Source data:
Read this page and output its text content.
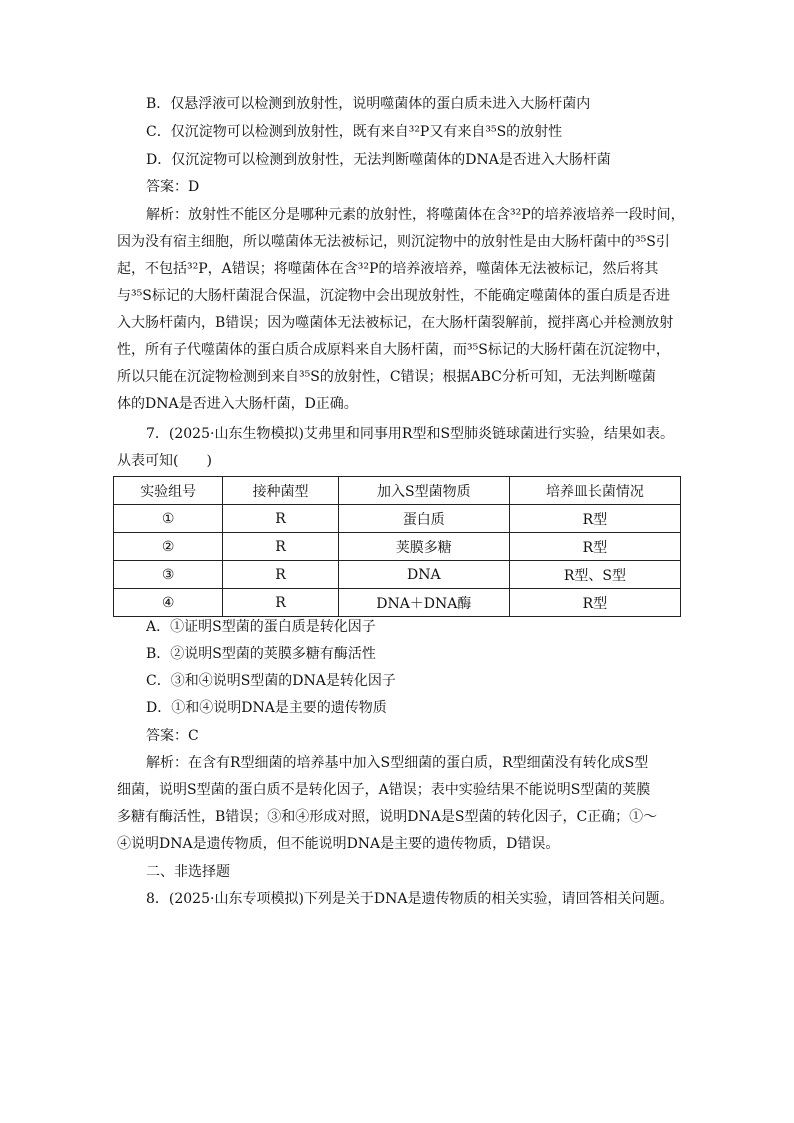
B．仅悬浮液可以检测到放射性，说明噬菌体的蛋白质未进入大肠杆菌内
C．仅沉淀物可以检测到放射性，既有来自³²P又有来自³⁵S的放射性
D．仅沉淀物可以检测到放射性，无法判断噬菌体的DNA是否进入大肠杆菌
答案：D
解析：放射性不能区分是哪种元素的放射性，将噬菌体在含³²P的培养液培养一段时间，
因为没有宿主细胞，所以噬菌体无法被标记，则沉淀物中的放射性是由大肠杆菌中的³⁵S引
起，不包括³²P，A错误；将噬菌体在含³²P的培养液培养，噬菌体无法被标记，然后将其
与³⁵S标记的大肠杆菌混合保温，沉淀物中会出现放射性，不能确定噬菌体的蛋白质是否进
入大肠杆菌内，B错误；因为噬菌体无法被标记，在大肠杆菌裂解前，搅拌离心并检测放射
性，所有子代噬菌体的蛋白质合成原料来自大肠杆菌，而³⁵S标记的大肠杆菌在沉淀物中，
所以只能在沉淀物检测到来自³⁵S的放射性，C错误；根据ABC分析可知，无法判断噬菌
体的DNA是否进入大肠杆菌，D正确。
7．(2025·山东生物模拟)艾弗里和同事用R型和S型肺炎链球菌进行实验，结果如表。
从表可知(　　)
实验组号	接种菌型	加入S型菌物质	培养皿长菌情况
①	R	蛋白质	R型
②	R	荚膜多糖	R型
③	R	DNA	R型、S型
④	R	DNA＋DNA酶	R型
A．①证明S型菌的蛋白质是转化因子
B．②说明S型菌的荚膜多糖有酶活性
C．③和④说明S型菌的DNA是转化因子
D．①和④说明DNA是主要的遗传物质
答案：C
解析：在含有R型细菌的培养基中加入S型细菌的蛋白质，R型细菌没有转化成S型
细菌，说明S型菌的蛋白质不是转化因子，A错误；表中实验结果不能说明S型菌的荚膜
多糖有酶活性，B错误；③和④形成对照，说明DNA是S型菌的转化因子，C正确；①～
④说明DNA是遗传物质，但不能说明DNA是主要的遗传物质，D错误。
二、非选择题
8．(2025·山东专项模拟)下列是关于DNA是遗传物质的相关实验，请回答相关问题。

* * *

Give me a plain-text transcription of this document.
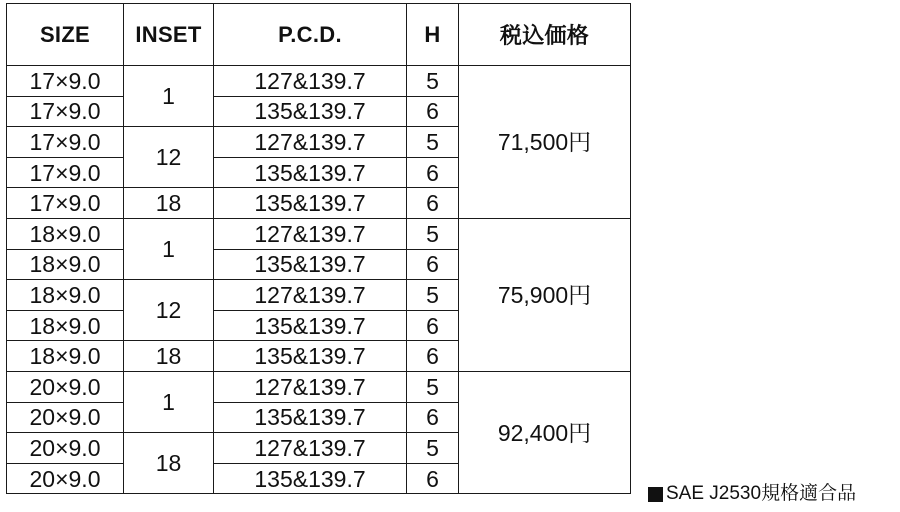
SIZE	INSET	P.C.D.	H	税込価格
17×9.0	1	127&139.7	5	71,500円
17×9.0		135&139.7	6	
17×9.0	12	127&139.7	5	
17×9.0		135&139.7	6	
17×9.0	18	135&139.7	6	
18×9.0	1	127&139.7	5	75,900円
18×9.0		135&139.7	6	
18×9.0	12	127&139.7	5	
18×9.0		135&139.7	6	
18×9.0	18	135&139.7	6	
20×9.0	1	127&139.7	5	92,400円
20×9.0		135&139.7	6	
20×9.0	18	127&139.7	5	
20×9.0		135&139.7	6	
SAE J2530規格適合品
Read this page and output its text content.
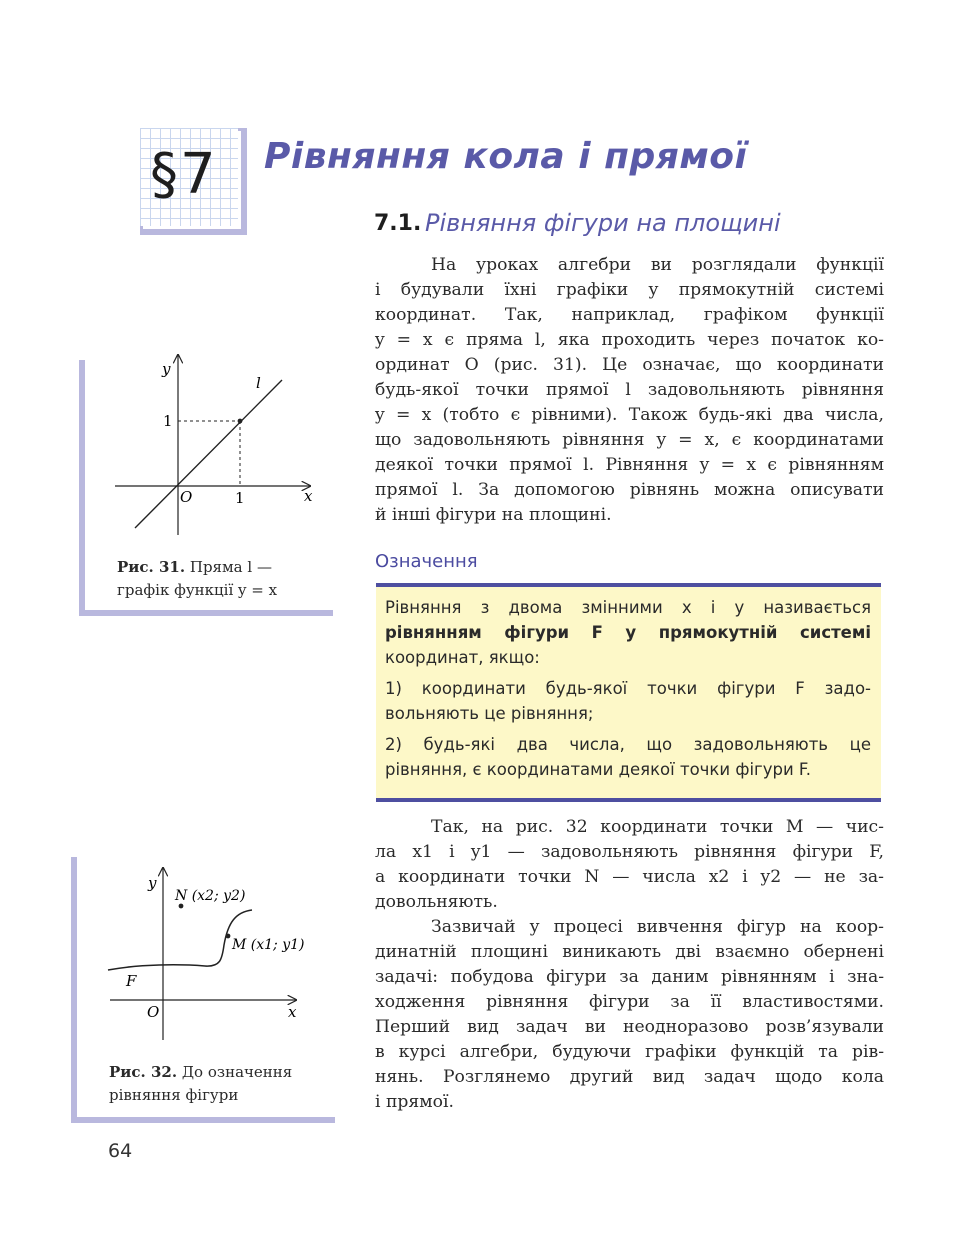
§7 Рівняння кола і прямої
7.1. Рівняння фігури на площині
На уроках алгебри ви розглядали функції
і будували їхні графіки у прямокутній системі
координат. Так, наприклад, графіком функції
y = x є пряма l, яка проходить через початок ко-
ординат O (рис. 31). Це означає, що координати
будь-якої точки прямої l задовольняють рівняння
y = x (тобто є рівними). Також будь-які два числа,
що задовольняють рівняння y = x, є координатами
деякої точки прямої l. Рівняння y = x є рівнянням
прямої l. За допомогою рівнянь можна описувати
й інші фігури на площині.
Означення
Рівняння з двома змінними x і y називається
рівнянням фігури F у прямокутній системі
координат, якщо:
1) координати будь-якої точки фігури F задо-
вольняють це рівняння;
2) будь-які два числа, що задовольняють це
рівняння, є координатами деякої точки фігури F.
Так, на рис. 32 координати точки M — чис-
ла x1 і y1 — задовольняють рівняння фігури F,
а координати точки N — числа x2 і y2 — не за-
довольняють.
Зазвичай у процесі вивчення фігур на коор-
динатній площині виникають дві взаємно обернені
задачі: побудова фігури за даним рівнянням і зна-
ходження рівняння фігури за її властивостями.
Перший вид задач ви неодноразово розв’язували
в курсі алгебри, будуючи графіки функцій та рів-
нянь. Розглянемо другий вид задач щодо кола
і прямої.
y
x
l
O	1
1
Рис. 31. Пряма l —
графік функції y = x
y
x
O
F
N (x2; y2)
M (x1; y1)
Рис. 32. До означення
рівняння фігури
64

▸ **PROMPT**: Work out how many lines of the listing above include "рівнянням". Answer with the number and nothing more.

▸ **TASK OUTPUT**: 3